▸ **WRITTEN REQUEST**:
Please render everything in the material below, from the line containing "- retweet-count: 219: [216, 544, 238, 560]" down to the line containing "- reply-icon: [65, 544, 81, 560]", as a JSON list of strings. Include both of those lines, give one string per line, and leave out blank lines.

****

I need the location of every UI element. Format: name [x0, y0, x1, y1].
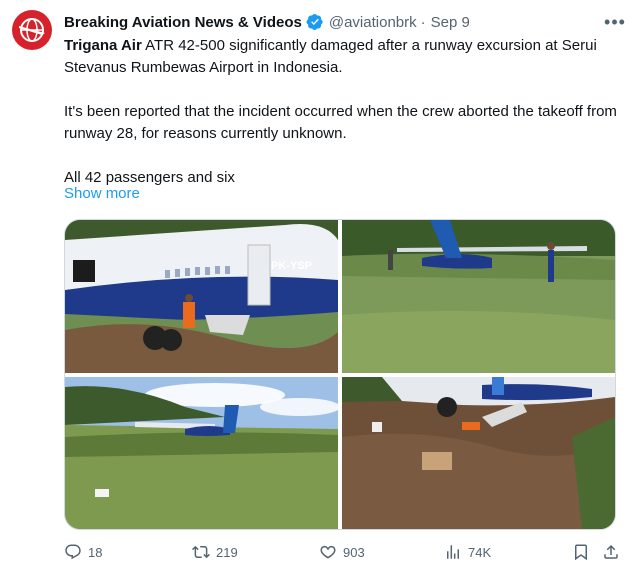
- retweet-count: 219: [216, 544, 238, 560]
- tweet-date[interactable]: Sep 9: [431, 14, 470, 31]
- reply-count: 18: [88, 544, 103, 560]
- retweet-button[interactable]: 219: [192, 543, 319, 561]
- tweet-paragraph-1: Trigana Air ATR 42-500 significantly dam…: [64, 35, 624, 79]
- tweet-text: Trigana Air ATR 42-500 significantly dam…: [64, 35, 624, 211]
- paragraph-1-body: ATR 42-500 significantly damaged after a…: [64, 37, 597, 76]
- photo-4[interactable]: [342, 377, 615, 529]
- views-button[interactable]: 74K: [444, 543, 572, 561]
- retweet-icon: [192, 545, 210, 559]
- bookmark-icon: [575, 544, 587, 561]
- author-name[interactable]: Breaking Aviation News & Videos: [64, 14, 302, 31]
- like-button[interactable]: 903: [319, 543, 444, 561]
- tweet-header: Breaking Aviation News & Videos @aviatio…: [64, 11, 626, 33]
- tweet-paragraph-2: It's been reported that the incident occ…: [64, 103, 617, 142]
- bookmark-button[interactable]: [572, 543, 602, 561]
- share-button[interactable]: [602, 543, 626, 561]
- reply-icon: [65, 544, 81, 560]
- author-handle[interactable]: @aviationbrk: [329, 14, 417, 31]
- tweet-paragraph-3: All 42 passengers and six: [64, 169, 235, 186]
- tweet[interactable]: Breaking Aviation News & Videos @aviatio…: [0, 0, 640, 582]
- views-chart-icon: [447, 545, 459, 559]
- media-grid: PK-YSP: [64, 219, 616, 530]
- photo-2[interactable]: [342, 220, 615, 373]
- photo-1[interactable]: [65, 220, 338, 373]
- share-icon: [604, 544, 618, 559]
- photo-3[interactable]: [65, 377, 338, 529]
- photo-1-registration: PK-YSP: [271, 260, 312, 272]
- reply-button[interactable]: 18: [64, 543, 192, 561]
- more-dots-icon[interactable]: •••: [604, 11, 626, 33]
- verified-badge-icon: [306, 13, 324, 31]
- show-more-link[interactable]: Show more: [64, 183, 140, 205]
- header-separator: ·: [420, 13, 426, 31]
- views-count: 74K: [468, 544, 492, 560]
- globe-plane-logo-icon: [19, 18, 45, 42]
- avatar[interactable]: [12, 10, 52, 50]
- heart-icon: [320, 545, 336, 559]
- airline-name: Trigana Air: [64, 37, 142, 54]
- like-count: 903: [343, 544, 365, 560]
- action-bar: 18 219 903 74K: [64, 540, 626, 564]
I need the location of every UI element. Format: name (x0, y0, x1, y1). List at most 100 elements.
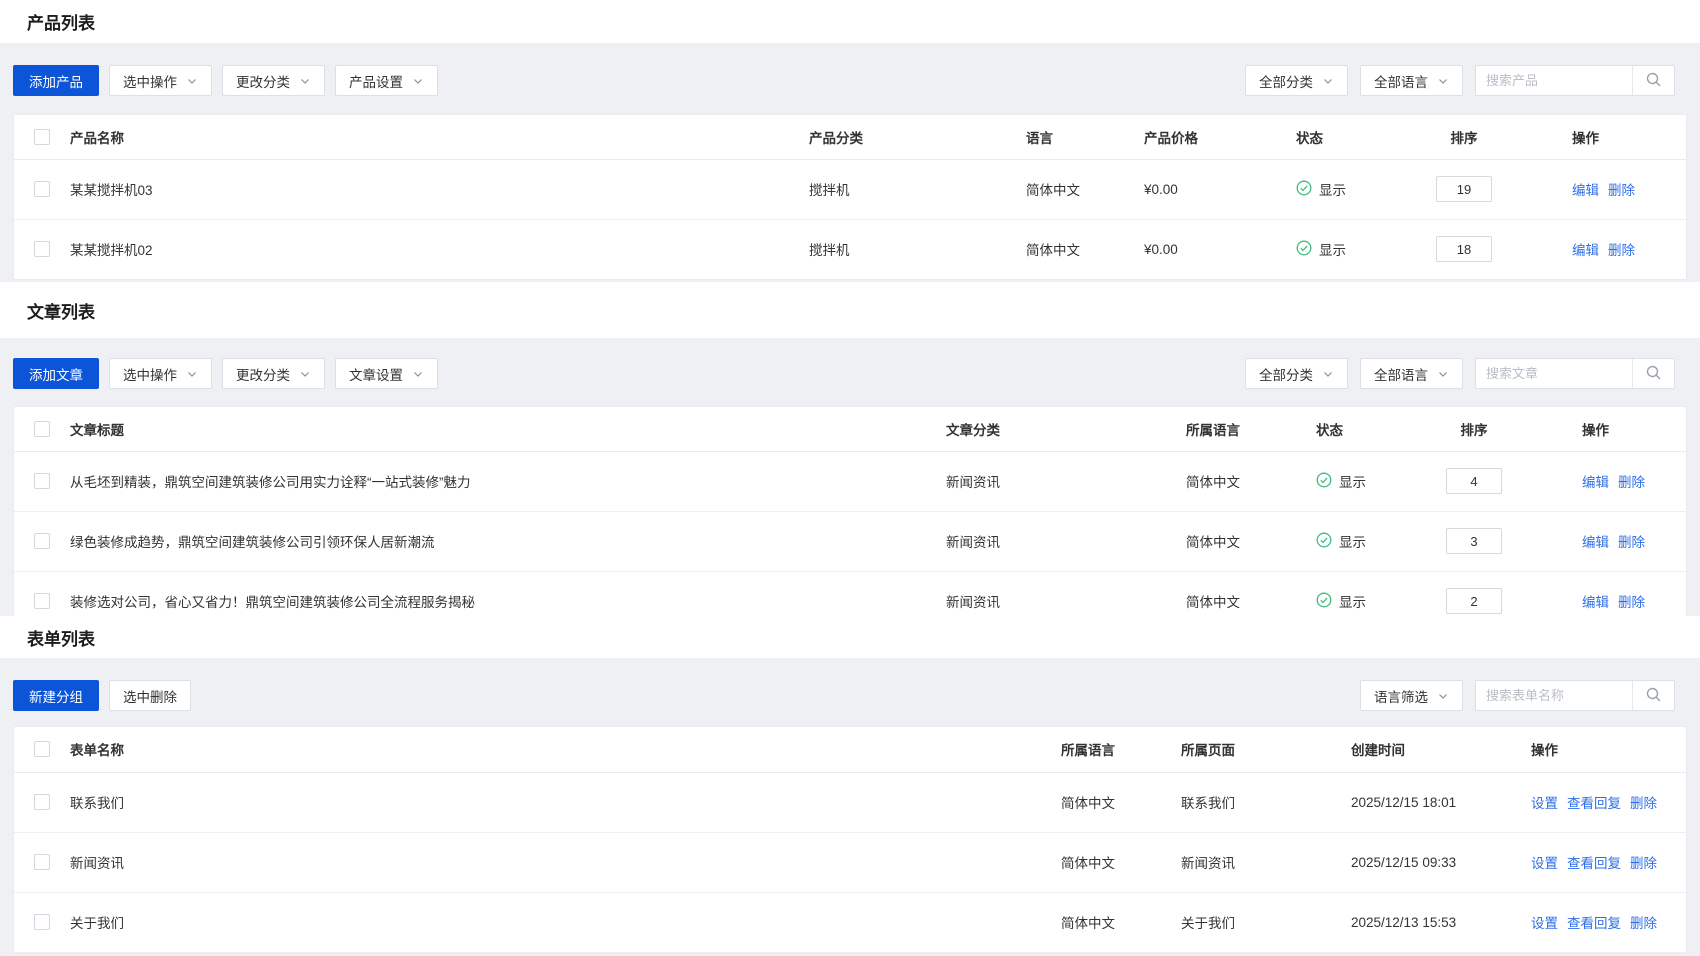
product-price: ¥0.00 (1132, 219, 1284, 279)
article-title: 从毛坯到精装，鼎筑空间建筑装修公司用实力诠释“一站式装修”魅力 (62, 451, 934, 511)
all-languages-filter[interactable]: 全部语言 (1360, 358, 1463, 389)
article-language: 简体中文 (1174, 571, 1304, 616)
article-search-input[interactable] (1476, 359, 1632, 388)
table-row: 从毛坯到精装，鼎筑空间建筑装修公司用实力诠释“一站式装修”魅力 新闻资讯 简体中… (14, 451, 1686, 511)
row-checkbox[interactable] (34, 854, 50, 870)
products-section-title: 产品列表 (0, 0, 1700, 43)
select-all-checkbox[interactable] (34, 129, 50, 145)
view-replies-link[interactable]: 查看回复 (1567, 856, 1621, 871)
delete-link[interactable]: 删除 (1630, 796, 1657, 811)
product-name: 某某搅拌机03 (62, 159, 797, 219)
settings-link[interactable]: 设置 (1531, 796, 1558, 811)
delete-selected-button[interactable]: 选中删除 (109, 680, 191, 711)
product-settings-dropdown[interactable]: 产品设置 (335, 65, 438, 96)
table-row: 联系我们 简体中文 联系我们 2025/12/15 18:01 设置查看回复删除 (14, 772, 1686, 832)
all-categories-filter[interactable]: 全部分类 (1245, 65, 1348, 96)
delete-link[interactable]: 删除 (1618, 475, 1645, 490)
col-created-time: 创建时间 (1339, 727, 1519, 772)
row-checkbox[interactable] (34, 593, 50, 609)
sort-input[interactable] (1446, 588, 1502, 614)
forms-table: 表单名称 所属语言 所属页面 创建时间 操作 联系我们 简体中文 联系我们 20… (13, 726, 1687, 954)
all-languages-filter[interactable]: 全部语言 (1360, 65, 1463, 96)
sort-input[interactable] (1436, 176, 1492, 202)
view-replies-link[interactable]: 查看回复 (1567, 796, 1621, 811)
settings-link[interactable]: 设置 (1531, 916, 1558, 931)
status-visible-icon (1316, 472, 1332, 491)
status-visible-icon (1316, 592, 1332, 611)
row-checkbox[interactable] (34, 794, 50, 810)
add-product-button[interactable]: 添加产品 (13, 65, 99, 96)
select-all-checkbox[interactable] (34, 741, 50, 757)
chevron-down-icon (299, 75, 311, 87)
row-checkbox[interactable] (34, 181, 50, 197)
col-article-category: 文章分类 (934, 407, 1174, 451)
table-row: 绿色装修成趋势，鼎筑空间建筑装修公司引领环保人居新潮流 新闻资讯 简体中文 显示… (14, 511, 1686, 571)
status-visible-icon (1316, 532, 1332, 551)
status-text: 显示 (1319, 239, 1346, 259)
row-checkbox[interactable] (34, 914, 50, 930)
search-button[interactable] (1632, 681, 1674, 710)
selected-operation-dropdown[interactable]: 选中操作 (109, 358, 212, 389)
new-group-button[interactable]: 新建分组 (13, 680, 99, 711)
col-product-price: 产品价格 (1132, 115, 1284, 159)
col-language: 所属语言 (1174, 407, 1304, 451)
table-row: 某某搅拌机03 搅拌机 简体中文 ¥0.00 显示 编辑删除 (14, 159, 1686, 219)
col-language: 所属语言 (1049, 727, 1169, 772)
products-table: 产品名称 产品分类 语言 产品价格 状态 排序 操作 某某搅拌机03 搅拌机 简… (13, 114, 1687, 280)
delete-link[interactable]: 删除 (1618, 535, 1645, 550)
delete-link[interactable]: 删除 (1608, 243, 1635, 258)
change-category-dropdown[interactable]: 更改分类 (222, 65, 325, 96)
all-categories-filter[interactable]: 全部分类 (1245, 358, 1348, 389)
edit-link[interactable]: 编辑 (1582, 535, 1609, 550)
col-sort: 排序 (1404, 115, 1524, 159)
form-language: 简体中文 (1049, 772, 1169, 832)
delete-link[interactable]: 删除 (1618, 595, 1645, 610)
edit-link[interactable]: 编辑 (1572, 243, 1599, 258)
col-product-category: 产品分类 (797, 115, 1014, 159)
article-category: 新闻资讯 (934, 571, 1174, 616)
chevron-down-icon (412, 75, 424, 87)
col-article-title: 文章标题 (62, 407, 934, 451)
language-filter-dropdown[interactable]: 语言筛选 (1360, 680, 1463, 711)
chevron-down-icon (412, 368, 424, 380)
form-name: 联系我们 (62, 772, 1049, 832)
form-language: 简体中文 (1049, 832, 1169, 892)
edit-link[interactable]: 编辑 (1582, 475, 1609, 490)
row-checkbox[interactable] (34, 473, 50, 489)
sort-input[interactable] (1436, 236, 1492, 262)
select-all-checkbox[interactable] (34, 421, 50, 437)
delete-link[interactable]: 删除 (1630, 856, 1657, 871)
articles-toolbar: 添加文章 选中操作 更改分类 文章设置 全部分类 全部语言 (13, 358, 1687, 389)
col-actions: 操作 (1524, 115, 1686, 159)
col-page: 所属页面 (1169, 727, 1339, 772)
row-checkbox[interactable] (34, 241, 50, 257)
form-search-input[interactable] (1476, 681, 1632, 710)
search-button[interactable] (1632, 359, 1674, 388)
change-category-dropdown[interactable]: 更改分类 (222, 358, 325, 389)
article-title: 绿色装修成趋势，鼎筑空间建筑装修公司引领环保人居新潮流 (62, 511, 934, 571)
edit-link[interactable]: 编辑 (1582, 595, 1609, 610)
article-settings-dropdown[interactable]: 文章设置 (335, 358, 438, 389)
form-page: 关于我们 (1169, 892, 1339, 952)
settings-link[interactable]: 设置 (1531, 856, 1558, 871)
sort-input[interactable] (1446, 528, 1502, 554)
product-language: 简体中文 (1014, 219, 1132, 279)
col-actions: 操作 (1534, 407, 1686, 451)
view-replies-link[interactable]: 查看回复 (1567, 916, 1621, 931)
row-checkbox[interactable] (34, 533, 50, 549)
article-title: 装修选对公司，省心又省力！鼎筑空间建筑装修公司全流程服务揭秘 (62, 571, 934, 616)
add-article-button[interactable]: 添加文章 (13, 358, 99, 389)
sort-input[interactable] (1446, 468, 1502, 494)
delete-link[interactable]: 删除 (1608, 183, 1635, 198)
search-button[interactable] (1632, 66, 1674, 95)
article-search (1475, 358, 1675, 389)
product-search-input[interactable] (1476, 66, 1632, 95)
col-form-name: 表单名称 (62, 727, 1049, 772)
col-sort: 排序 (1414, 407, 1534, 451)
forms-toolbar: 新建分组 选中删除 语言筛选 (13, 680, 1687, 711)
selected-operation-dropdown[interactable]: 选中操作 (109, 65, 212, 96)
edit-link[interactable]: 编辑 (1572, 183, 1599, 198)
delete-link[interactable]: 删除 (1630, 916, 1657, 931)
form-created: 2025/12/13 15:53 (1339, 892, 1519, 952)
chevron-down-icon (299, 368, 311, 380)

****

▸ **EXERCISE ANSWER**:
[
  "- retweet-count: 219: [216, 544, 238, 560]",
  "- tweet-date[interactable]: Sep 9: [431, 14, 470, 31]",
  "- reply-count: 18: [88, 544, 103, 560]",
  "- retweet-button[interactable]: 219: [192, 543, 319, 561]",
  "- tweet-paragraph-1: Trigana Air ATR 42-500 significantly dam…: [64, 35, 624, 79]",
  "- tweet-text: Trigana Air ATR 42-500 significantly dam…: [64, 35, 624, 211]",
  "- paragraph-1-body: ATR 42-500 significantly damaged after a…: [64, 37, 597, 76]",
  "- photo-4[interactable]: [342, 377, 615, 529]",
  "- views-button[interactable]: 74K: [444, 543, 572, 561]",
  "- retweet-icon: [192, 545, 210, 559]",
  "- bookmark-icon: [575, 544, 587, 561]",
  "- author-name[interactable]: Breaking Aviation News & Videos: [64, 14, 302, 31]",
  "- like-button[interactable]: 903: [319, 543, 444, 561]",
  "- tweet-header: Breaking Aviation News & Videos @aviatio…: [64, 11, 626, 33]",
  "- tweet-paragraph-2: It's been reported that the incident occ…: [64, 103, 617, 142]",
  "- bookmark-button[interactable]: [572, 543, 602, 561]",
  "- share-button[interactable]: [602, 543, 626, 561]",
  "- reply-icon: [65, 544, 81, 560]"
]